Short problem: Give the data again exactly as written, skipping any pictures.

Records supplied:
• • • • • • •
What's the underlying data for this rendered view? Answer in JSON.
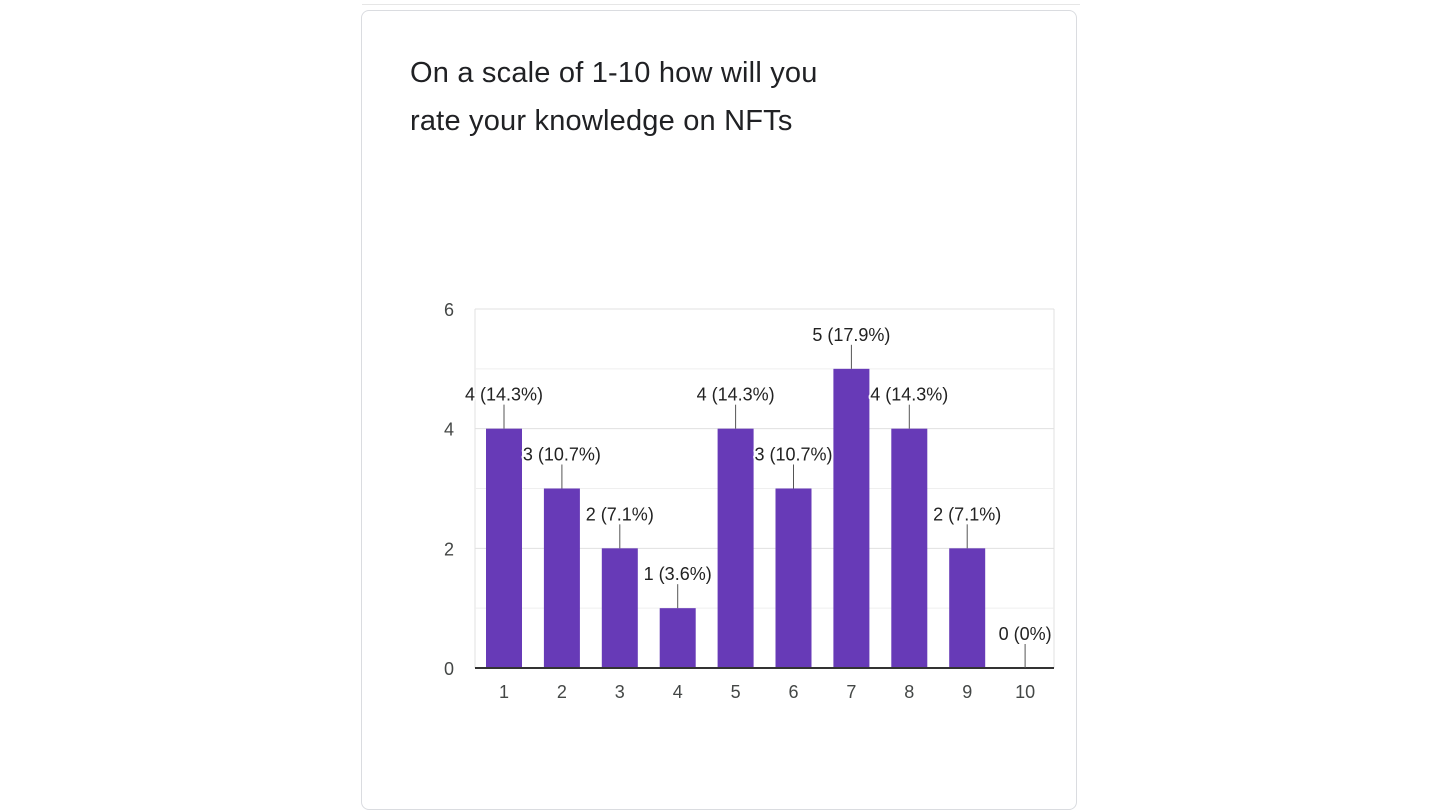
{
  "question": {
    "title": "On a scale of 1-10 how will you rate your knowledge on NFTs"
  },
  "chart_data": {
    "type": "bar",
    "title": "On a scale of 1-10 how will you rate your knowledge on NFTs",
    "categories": [
      "1",
      "2",
      "3",
      "4",
      "5",
      "6",
      "7",
      "8",
      "9",
      "10"
    ],
    "values": [
      4,
      3,
      2,
      1,
      4,
      3,
      5,
      4,
      2,
      0
    ],
    "data_labels": [
      "4 (14.3%)",
      "3 (10.7%)",
      "2 (7.1%)",
      "1 (3.6%)",
      "4 (14.3%)",
      "3 (10.7%)",
      "5 (17.9%)",
      "4 (14.3%)",
      "2 (7.1%)",
      "0 (0%)"
    ],
    "yticks": [
      "0",
      "2",
      "4",
      "6"
    ],
    "ylim": [
      0,
      6
    ],
    "xlabel": "",
    "ylabel": "",
    "grid": true,
    "legend": "none",
    "bar_color": "#673ab7",
    "grid_color": "#e0e0e0",
    "axis_color": "#333333"
  }
}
• • • • • • •
Written answer:
What's the underlying data for this rendered view? Answer in JSON.
{
  "question": {
    "title": "On a scale of 1-10 how will you rate your knowledge on NFTs"
  },
  "chart_data": {
    "type": "bar",
    "title": "On a scale of 1-10 how will you rate your knowledge on NFTs",
    "categories": [
      "1",
      "2",
      "3",
      "4",
      "5",
      "6",
      "7",
      "8",
      "9",
      "10"
    ],
    "values": [
      4,
      3,
      2,
      1,
      4,
      3,
      5,
      4,
      2,
      0
    ],
    "data_labels": [
      "4 (14.3%)",
      "3 (10.7%)",
      "2 (7.1%)",
      "1 (3.6%)",
      "4 (14.3%)",
      "3 (10.7%)",
      "5 (17.9%)",
      "4 (14.3%)",
      "2 (7.1%)",
      "0 (0%)"
    ],
    "yticks": [
      "0",
      "2",
      "4",
      "6"
    ],
    "ylim": [
      0,
      6
    ],
    "xlabel": "",
    "ylabel": "",
    "grid": true,
    "legend": "none",
    "bar_color": "#673ab7",
    "grid_color": "#e0e0e0",
    "axis_color": "#333333"
  }
}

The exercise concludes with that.